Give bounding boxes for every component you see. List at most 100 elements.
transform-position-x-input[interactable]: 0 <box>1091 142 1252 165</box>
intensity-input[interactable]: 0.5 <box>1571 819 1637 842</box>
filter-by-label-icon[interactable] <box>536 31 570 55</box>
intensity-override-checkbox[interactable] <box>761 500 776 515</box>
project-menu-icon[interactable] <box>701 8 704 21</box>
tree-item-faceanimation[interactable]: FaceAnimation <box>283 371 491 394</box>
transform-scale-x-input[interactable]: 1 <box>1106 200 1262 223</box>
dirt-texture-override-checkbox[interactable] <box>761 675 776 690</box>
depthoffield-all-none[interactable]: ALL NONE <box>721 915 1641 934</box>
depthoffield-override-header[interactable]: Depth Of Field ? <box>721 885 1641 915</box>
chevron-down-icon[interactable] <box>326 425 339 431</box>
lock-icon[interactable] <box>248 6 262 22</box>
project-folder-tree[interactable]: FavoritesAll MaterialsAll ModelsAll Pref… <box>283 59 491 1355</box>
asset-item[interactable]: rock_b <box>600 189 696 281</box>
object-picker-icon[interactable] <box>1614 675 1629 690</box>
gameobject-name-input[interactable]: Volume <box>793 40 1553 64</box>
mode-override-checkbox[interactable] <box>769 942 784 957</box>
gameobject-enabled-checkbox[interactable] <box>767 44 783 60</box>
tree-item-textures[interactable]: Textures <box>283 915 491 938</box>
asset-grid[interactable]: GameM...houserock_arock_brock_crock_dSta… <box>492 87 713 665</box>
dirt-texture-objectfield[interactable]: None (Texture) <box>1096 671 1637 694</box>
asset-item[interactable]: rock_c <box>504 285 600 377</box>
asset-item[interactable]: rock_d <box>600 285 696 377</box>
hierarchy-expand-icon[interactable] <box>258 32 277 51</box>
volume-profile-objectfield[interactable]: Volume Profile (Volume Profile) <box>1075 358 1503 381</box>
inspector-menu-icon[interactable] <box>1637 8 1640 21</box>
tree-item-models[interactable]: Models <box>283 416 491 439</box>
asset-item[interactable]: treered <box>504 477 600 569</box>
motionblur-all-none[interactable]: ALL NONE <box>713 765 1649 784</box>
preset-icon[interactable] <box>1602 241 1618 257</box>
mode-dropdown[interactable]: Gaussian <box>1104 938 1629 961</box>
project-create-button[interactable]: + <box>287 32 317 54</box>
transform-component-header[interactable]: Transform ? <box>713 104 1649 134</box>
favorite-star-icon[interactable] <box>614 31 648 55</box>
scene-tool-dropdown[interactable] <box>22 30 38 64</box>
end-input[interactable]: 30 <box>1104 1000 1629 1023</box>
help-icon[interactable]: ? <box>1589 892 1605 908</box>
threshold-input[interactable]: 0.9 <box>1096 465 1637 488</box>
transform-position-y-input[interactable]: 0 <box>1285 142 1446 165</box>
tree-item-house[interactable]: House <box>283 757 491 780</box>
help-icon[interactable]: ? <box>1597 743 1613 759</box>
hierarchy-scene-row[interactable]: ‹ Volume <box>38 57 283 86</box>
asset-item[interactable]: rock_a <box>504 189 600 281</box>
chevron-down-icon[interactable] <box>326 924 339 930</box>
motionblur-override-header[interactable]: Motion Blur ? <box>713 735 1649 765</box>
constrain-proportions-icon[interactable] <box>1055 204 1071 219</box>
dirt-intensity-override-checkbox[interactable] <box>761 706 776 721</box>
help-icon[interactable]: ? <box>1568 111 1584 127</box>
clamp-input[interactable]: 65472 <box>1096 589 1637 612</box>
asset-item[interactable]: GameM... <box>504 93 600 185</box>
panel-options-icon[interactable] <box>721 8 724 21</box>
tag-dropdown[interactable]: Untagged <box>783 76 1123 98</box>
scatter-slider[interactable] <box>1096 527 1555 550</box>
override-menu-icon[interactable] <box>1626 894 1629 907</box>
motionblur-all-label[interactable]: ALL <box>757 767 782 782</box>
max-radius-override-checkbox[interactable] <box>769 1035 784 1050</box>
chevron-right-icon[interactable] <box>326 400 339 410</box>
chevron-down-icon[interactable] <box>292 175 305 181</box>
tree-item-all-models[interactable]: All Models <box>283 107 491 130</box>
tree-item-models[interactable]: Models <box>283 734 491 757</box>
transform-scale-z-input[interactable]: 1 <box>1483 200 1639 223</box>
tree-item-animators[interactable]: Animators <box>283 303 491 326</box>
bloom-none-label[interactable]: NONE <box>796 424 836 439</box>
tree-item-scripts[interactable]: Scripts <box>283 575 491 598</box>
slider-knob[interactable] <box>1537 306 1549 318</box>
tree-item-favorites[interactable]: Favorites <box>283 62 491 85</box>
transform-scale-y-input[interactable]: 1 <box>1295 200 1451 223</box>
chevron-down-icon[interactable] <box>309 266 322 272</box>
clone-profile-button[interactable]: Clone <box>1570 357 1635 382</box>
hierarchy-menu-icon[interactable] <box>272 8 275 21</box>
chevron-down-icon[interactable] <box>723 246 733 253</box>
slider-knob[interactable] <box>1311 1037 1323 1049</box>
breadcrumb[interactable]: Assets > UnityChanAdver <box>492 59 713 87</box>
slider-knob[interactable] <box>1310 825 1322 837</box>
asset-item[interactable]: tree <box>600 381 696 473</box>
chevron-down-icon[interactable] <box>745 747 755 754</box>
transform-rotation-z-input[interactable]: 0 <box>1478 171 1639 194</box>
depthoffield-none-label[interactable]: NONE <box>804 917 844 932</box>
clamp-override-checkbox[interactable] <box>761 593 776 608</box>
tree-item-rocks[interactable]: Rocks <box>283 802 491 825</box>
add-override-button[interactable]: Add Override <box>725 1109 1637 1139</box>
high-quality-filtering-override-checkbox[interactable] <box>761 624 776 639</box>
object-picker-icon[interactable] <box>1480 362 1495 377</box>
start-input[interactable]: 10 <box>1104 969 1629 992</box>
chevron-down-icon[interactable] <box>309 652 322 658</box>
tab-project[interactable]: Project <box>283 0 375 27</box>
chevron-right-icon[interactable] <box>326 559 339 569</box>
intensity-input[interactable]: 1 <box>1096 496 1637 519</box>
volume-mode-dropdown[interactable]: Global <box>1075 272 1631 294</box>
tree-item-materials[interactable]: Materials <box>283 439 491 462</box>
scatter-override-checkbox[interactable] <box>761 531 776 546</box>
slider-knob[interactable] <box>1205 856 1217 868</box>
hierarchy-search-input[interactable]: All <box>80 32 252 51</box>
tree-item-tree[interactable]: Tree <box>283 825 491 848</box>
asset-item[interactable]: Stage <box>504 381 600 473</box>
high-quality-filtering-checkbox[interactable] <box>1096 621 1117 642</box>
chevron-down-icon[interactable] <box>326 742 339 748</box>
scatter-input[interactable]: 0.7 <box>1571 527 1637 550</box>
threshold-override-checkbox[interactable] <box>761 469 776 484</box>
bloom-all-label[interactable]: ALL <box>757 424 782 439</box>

* * * * * * * * *

■ **GIVEN REQUEST**: Turn every line of the items above into a numbered list, leaving out any blank lines.

■ **OUTPUT OF THE TASK**:
1. Give bounding boxes for every component you see. List at most 100 elements.
2. transform-position-x-input[interactable]: 0 <box>1091 142 1252 165</box>
3. intensity-input[interactable]: 0.5 <box>1571 819 1637 842</box>
4. filter-by-label-icon[interactable] <box>536 31 570 55</box>
5. intensity-override-checkbox[interactable] <box>761 500 776 515</box>
6. project-menu-icon[interactable] <box>701 8 704 21</box>
7. tree-item-faceanimation[interactable]: FaceAnimation <box>283 371 491 394</box>
8. transform-scale-x-input[interactable]: 1 <box>1106 200 1262 223</box>
9. dirt-texture-override-checkbox[interactable] <box>761 675 776 690</box>
10. depthoffield-all-none[interactable]: ALL NONE <box>721 915 1641 934</box>
11. depthoffield-override-header[interactable]: Depth Of Field ? <box>721 885 1641 915</box>
12. chevron-down-icon[interactable] <box>326 425 339 431</box>
13. lock-icon[interactable] <box>248 6 262 22</box>
14. project-folder-tree[interactable]: FavoritesAll MaterialsAll ModelsAll Pref… <box>283 59 491 1355</box>
15. asset-item[interactable]: rock_b <box>600 189 696 281</box>
16. object-picker-icon[interactable] <box>1614 675 1629 690</box>
17. gameobject-name-input[interactable]: Volume <box>793 40 1553 64</box>
18. mode-override-checkbox[interactable] <box>769 942 784 957</box>
19. gameobject-enabled-checkbox[interactable] <box>767 44 783 60</box>
20. tree-item-textures[interactable]: Textures <box>283 915 491 938</box>
21. asset-grid[interactable]: GameM...houserock_arock_brock_crock_dSta… <box>492 87 713 665</box>
22. dirt-texture-objectfield[interactable]: None (Texture) <box>1096 671 1637 694</box>
23. asset-item[interactable]: rock_c <box>504 285 600 377</box>
24. asset-item[interactable]: rock_d <box>600 285 696 377</box>
25. hierarchy-expand-icon[interactable] <box>258 32 277 51</box>
26. volume-profile-objectfield[interactable]: Volume Profile (Volume Profile) <box>1075 358 1503 381</box>
27. inspector-menu-icon[interactable] <box>1637 8 1640 21</box>
28. tree-item-models[interactable]: Models <box>283 416 491 439</box>
29. asset-item[interactable]: treered <box>504 477 600 569</box>
30. motionblur-all-none[interactable]: ALL NONE <box>713 765 1649 784</box>
31. preset-icon[interactable] <box>1602 241 1618 257</box>
32. mode-dropdown[interactable]: Gaussian <box>1104 938 1629 961</box>
33. project-create-button[interactable]: + <box>287 32 317 54</box>
34. transform-component-header[interactable]: Transform ? <box>713 104 1649 134</box>
35. favorite-star-icon[interactable] <box>614 31 648 55</box>
36. scene-tool-dropdown[interactable] <box>22 30 38 64</box>
37. end-input[interactable]: 30 <box>1104 1000 1629 1023</box>
38. help-icon[interactable]: ? <box>1589 892 1605 908</box>
39. threshold-input[interactable]: 0.9 <box>1096 465 1637 488</box>
40. transform-position-y-input[interactable]: 0 <box>1285 142 1446 165</box>
41. tree-item-house[interactable]: House <box>283 757 491 780</box>
42. help-icon[interactable]: ? <box>1597 743 1613 759</box>
43. hierarchy-scene-row[interactable]: ‹ Volume <box>38 57 283 86</box>
44. asset-item[interactable]: rock_a <box>504 189 600 281</box>
45. chevron-down-icon[interactable] <box>326 924 339 930</box>
46. motionblur-override-header[interactable]: Motion Blur ? <box>713 735 1649 765</box>
47. constrain-proportions-icon[interactable] <box>1055 204 1071 219</box>
48. dirt-intensity-override-checkbox[interactable] <box>761 706 776 721</box>
49. help-icon[interactable]: ? <box>1568 111 1584 127</box>
50. clamp-input[interactable]: 65472 <box>1096 589 1637 612</box>
51. asset-item[interactable]: GameM... <box>504 93 600 185</box>
52. panel-options-icon[interactable] <box>721 8 724 21</box>
53. tag-dropdown[interactable]: Untagged <box>783 76 1123 98</box>
54. scatter-slider[interactable] <box>1096 527 1555 550</box>
55. override-menu-icon[interactable] <box>1626 894 1629 907</box>
56. motionblur-all-label[interactable]: ALL <box>757 767 782 782</box>
57. max-radius-override-checkbox[interactable] <box>769 1035 784 1050</box>
58. chevron-right-icon[interactable] <box>326 400 339 410</box>
59. chevron-down-icon[interactable] <box>292 175 305 181</box>
60. tree-item-all-models[interactable]: All Models <box>283 107 491 130</box>
61. tree-item-models[interactable]: Models <box>283 734 491 757</box>
62. transform-scale-z-input[interactable]: 1 <box>1483 200 1639 223</box>
63. tree-item-animators[interactable]: Animators <box>283 303 491 326</box>
64. bloom-none-label[interactable]: NONE <box>796 424 836 439</box>
65. tree-item-scripts[interactable]: Scripts <box>283 575 491 598</box>
66. slider-knob[interactable] <box>1537 306 1549 318</box>
67. tree-item-favorites[interactable]: Favorites <box>283 62 491 85</box>
68. transform-scale-y-input[interactable]: 1 <box>1295 200 1451 223</box>
69. chevron-down-icon[interactable] <box>309 266 322 272</box>
70. clone-profile-button[interactable]: Clone <box>1570 357 1635 382</box>
71. hierarchy-menu-icon[interactable] <box>272 8 275 21</box>
72. chevron-down-icon[interactable] <box>723 246 733 253</box>
73. slider-knob[interactable] <box>1311 1037 1323 1049</box>
74. breadcrumb[interactable]: Assets > UnityChanAdver <box>492 59 713 87</box>
75. slider-knob[interactable] <box>1310 825 1322 837</box>
76. asset-item[interactable]: tree <box>600 381 696 473</box>
77. chevron-down-icon[interactable] <box>745 747 755 754</box>
78. transform-rotation-z-input[interactable]: 0 <box>1478 171 1639 194</box>
79. depthoffield-none-label[interactable]: NONE <box>804 917 844 932</box>
80. clamp-override-checkbox[interactable] <box>761 593 776 608</box>
81. tree-item-rocks[interactable]: Rocks <box>283 802 491 825</box>
82. add-override-button[interactable]: Add Override <box>725 1109 1637 1139</box>
83. high-quality-filtering-override-checkbox[interactable] <box>761 624 776 639</box>
84. object-picker-icon[interactable] <box>1480 362 1495 377</box>
85. start-input[interactable]: 10 <box>1104 969 1629 992</box>
86. chevron-down-icon[interactable] <box>309 652 322 658</box>
87. tab-project[interactable]: Project <box>283 0 375 27</box>
88. chevron-right-icon[interactable] <box>326 559 339 569</box>
89. intensity-input[interactable]: 1 <box>1096 496 1637 519</box>
90. volume-mode-dropdown[interactable]: Global <box>1075 272 1631 294</box>
91. tree-item-materials[interactable]: Materials <box>283 439 491 462</box>
92. scatter-override-checkbox[interactable] <box>761 531 776 546</box>
93. slider-knob[interactable] <box>1205 856 1217 868</box>
94. hierarchy-search-input[interactable]: All <box>80 32 252 51</box>
95. tree-item-tree[interactable]: Tree <box>283 825 491 848</box>
96. asset-item[interactable]: Stage <box>504 381 600 473</box>
97. high-quality-filtering-checkbox[interactable] <box>1096 621 1117 642</box>
98. chevron-down-icon[interactable] <box>326 742 339 748</box>
99. scatter-input[interactable]: 0.7 <box>1571 527 1637 550</box>
100. threshold-override-checkbox[interactable] <box>761 469 776 484</box>
101. bloom-all-label[interactable]: ALL <box>757 424 782 439</box>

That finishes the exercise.